Find and copy out every line below that contains the string "FITC".

---

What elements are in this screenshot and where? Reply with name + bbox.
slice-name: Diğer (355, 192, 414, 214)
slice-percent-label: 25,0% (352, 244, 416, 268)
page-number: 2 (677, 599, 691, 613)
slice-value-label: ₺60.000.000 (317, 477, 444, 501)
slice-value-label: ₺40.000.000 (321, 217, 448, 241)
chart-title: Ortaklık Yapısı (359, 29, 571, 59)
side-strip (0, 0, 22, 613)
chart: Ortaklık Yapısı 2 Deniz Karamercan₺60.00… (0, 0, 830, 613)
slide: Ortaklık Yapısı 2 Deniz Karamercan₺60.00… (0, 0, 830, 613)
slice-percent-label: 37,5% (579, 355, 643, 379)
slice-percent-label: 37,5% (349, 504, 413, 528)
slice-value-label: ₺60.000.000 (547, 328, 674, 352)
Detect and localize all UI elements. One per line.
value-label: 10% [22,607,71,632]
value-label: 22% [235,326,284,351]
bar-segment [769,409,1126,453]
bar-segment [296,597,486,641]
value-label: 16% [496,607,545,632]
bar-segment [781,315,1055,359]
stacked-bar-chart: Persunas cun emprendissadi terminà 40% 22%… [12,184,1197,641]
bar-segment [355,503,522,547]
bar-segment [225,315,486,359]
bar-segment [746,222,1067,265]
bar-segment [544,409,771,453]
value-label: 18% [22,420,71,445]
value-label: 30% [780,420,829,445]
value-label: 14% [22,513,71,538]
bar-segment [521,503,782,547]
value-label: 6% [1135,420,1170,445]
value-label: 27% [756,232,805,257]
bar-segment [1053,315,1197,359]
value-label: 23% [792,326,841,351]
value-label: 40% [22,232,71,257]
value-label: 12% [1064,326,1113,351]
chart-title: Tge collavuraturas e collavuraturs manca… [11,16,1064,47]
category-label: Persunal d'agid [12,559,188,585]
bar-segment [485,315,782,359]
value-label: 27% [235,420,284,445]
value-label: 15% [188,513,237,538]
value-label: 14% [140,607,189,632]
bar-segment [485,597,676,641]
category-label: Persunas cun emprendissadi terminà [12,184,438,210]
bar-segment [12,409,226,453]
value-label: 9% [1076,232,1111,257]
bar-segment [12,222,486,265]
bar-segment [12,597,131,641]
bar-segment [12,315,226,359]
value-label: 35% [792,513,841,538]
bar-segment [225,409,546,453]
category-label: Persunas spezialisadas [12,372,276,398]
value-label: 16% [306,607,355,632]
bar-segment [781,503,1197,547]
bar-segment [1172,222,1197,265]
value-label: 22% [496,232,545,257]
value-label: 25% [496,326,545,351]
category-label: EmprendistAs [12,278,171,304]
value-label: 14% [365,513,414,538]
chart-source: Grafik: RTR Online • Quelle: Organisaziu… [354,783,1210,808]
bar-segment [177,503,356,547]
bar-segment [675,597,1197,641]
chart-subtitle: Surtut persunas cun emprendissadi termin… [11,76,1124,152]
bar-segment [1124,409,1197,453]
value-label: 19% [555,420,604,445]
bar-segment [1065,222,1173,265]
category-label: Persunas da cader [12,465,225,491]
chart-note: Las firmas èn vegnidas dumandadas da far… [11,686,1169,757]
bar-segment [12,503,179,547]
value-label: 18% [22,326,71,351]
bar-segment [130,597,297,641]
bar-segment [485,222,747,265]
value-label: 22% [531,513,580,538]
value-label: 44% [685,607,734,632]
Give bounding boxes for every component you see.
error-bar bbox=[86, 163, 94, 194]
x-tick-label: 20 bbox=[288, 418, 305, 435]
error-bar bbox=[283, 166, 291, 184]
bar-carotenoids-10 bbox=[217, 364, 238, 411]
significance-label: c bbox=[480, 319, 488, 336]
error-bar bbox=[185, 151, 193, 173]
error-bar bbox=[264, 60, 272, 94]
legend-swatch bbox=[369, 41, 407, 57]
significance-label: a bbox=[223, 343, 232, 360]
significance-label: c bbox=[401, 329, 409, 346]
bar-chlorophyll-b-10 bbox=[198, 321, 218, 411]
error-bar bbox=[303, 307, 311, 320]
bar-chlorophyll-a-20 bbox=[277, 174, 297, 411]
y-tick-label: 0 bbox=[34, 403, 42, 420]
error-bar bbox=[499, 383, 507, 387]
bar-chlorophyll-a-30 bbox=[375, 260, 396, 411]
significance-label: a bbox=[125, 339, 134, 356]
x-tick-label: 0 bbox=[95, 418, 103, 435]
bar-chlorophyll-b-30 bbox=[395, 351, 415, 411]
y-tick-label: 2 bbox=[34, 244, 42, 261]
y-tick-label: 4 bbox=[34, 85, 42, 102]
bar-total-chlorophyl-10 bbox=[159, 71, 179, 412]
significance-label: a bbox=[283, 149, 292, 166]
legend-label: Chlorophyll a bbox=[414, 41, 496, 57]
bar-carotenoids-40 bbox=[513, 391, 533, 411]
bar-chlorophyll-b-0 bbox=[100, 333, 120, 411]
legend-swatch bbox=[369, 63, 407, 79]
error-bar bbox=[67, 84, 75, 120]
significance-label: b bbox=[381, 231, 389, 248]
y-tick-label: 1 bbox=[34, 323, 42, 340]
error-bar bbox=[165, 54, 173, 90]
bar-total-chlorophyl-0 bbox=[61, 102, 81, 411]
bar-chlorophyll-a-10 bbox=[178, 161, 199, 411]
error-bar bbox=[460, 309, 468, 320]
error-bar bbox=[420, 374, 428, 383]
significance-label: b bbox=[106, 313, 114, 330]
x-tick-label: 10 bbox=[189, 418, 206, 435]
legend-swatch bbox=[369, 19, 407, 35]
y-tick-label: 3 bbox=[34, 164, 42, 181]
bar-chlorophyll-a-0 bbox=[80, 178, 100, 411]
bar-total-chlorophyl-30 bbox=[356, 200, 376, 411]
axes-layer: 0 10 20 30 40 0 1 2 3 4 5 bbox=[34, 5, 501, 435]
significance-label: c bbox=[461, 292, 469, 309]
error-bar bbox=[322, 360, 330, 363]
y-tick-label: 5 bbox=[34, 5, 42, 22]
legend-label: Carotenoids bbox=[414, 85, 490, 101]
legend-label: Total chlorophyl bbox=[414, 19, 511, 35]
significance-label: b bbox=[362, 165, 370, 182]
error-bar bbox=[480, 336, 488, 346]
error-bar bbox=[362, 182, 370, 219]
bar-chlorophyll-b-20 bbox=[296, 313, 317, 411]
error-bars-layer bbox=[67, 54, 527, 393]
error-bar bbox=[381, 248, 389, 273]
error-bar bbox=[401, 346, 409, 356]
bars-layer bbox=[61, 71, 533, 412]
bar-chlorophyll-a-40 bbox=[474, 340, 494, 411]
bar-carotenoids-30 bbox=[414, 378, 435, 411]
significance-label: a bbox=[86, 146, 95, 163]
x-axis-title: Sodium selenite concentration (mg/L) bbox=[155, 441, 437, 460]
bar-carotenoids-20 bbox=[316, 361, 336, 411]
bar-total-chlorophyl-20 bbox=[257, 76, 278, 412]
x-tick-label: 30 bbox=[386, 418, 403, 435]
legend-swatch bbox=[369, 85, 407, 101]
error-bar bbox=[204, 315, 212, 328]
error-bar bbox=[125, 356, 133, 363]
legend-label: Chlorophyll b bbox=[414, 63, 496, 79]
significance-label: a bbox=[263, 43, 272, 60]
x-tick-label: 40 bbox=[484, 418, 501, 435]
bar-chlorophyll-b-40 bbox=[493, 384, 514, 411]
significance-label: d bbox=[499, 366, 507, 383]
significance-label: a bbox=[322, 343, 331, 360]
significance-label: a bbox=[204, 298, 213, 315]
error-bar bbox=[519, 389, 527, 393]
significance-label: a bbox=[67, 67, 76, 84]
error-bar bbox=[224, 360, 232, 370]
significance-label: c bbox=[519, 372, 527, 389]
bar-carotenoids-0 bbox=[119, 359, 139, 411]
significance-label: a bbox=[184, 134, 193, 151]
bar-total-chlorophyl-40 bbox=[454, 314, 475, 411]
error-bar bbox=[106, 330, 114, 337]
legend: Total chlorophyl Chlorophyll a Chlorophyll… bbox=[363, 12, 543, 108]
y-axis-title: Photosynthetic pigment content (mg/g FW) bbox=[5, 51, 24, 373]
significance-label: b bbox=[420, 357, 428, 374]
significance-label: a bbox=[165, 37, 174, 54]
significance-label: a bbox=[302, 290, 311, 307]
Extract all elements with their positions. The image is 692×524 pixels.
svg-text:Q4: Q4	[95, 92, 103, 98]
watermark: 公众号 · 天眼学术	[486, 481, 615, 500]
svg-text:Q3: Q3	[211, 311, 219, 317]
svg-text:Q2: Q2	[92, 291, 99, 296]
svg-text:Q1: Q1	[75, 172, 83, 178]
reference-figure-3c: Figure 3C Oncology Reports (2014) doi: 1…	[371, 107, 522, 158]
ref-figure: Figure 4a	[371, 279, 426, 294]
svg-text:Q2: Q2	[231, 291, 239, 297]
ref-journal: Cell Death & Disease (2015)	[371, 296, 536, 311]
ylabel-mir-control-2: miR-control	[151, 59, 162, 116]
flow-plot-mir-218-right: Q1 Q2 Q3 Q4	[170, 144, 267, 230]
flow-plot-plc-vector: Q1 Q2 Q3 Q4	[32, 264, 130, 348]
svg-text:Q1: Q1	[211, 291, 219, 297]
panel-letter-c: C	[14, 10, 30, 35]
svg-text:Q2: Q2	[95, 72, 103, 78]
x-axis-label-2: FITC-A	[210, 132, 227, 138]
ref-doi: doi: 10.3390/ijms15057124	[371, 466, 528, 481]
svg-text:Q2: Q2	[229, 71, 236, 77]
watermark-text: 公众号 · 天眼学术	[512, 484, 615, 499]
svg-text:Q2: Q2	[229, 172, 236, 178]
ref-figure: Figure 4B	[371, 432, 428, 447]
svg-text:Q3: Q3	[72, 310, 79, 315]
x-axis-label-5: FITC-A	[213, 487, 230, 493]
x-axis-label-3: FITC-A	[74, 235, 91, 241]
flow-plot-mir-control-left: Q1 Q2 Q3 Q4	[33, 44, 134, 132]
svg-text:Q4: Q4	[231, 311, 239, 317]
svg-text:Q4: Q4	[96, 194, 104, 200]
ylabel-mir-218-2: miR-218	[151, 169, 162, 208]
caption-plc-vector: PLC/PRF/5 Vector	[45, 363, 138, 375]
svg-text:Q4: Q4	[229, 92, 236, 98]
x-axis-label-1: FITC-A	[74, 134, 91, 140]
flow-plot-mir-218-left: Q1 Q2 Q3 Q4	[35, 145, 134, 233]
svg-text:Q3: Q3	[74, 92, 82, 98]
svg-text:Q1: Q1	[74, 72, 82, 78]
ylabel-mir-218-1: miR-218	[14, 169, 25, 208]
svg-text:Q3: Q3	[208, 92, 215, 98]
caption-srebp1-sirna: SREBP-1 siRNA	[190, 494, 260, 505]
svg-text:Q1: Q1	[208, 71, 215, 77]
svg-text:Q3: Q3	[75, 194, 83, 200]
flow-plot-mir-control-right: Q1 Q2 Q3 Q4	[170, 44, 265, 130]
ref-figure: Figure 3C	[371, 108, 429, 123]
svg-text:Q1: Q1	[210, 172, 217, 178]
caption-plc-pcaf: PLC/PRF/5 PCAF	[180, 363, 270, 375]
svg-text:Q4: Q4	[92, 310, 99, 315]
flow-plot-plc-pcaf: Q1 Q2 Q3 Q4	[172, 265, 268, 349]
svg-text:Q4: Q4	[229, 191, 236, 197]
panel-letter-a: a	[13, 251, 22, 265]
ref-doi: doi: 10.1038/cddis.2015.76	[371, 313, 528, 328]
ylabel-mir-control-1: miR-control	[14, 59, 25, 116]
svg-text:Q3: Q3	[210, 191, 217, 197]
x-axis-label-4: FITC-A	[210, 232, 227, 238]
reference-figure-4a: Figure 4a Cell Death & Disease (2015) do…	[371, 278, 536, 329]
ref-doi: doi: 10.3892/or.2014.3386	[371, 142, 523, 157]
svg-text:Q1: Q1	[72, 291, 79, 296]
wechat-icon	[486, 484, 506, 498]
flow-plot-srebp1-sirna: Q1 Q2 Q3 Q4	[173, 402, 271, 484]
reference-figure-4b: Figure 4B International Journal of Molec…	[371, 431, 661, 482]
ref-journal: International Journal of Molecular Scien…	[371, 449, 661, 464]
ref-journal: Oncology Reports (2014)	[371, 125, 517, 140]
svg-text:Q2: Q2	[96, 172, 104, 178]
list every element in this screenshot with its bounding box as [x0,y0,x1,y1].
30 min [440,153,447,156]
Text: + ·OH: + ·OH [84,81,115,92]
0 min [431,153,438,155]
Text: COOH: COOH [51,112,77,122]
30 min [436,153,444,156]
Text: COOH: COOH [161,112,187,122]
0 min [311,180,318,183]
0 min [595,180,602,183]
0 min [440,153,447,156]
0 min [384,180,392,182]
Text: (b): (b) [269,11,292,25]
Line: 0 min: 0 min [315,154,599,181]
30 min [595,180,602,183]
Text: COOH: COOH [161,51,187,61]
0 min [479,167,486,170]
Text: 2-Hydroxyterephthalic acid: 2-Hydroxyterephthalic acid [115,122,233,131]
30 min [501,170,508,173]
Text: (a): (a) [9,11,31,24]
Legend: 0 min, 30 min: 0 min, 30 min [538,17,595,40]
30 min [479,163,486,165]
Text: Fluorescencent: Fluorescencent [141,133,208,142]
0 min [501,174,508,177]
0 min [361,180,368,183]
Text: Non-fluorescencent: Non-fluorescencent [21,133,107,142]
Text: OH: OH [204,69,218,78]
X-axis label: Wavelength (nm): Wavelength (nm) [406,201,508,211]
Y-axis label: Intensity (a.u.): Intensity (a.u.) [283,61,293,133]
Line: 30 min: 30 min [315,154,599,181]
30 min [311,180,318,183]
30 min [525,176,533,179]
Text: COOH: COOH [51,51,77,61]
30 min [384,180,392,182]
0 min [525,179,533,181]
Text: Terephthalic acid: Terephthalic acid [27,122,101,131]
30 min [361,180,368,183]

---

The result
x-axis-label-2: FITC-A	[210, 132, 227, 138]
x-axis-label-5: FITC-A	[213, 487, 230, 493]
x-axis-label-3: FITC-A	[74, 235, 91, 241]
x-axis-label-1: FITC-A	[74, 134, 91, 140]
x-axis-label-4: FITC-A	[210, 232, 227, 238]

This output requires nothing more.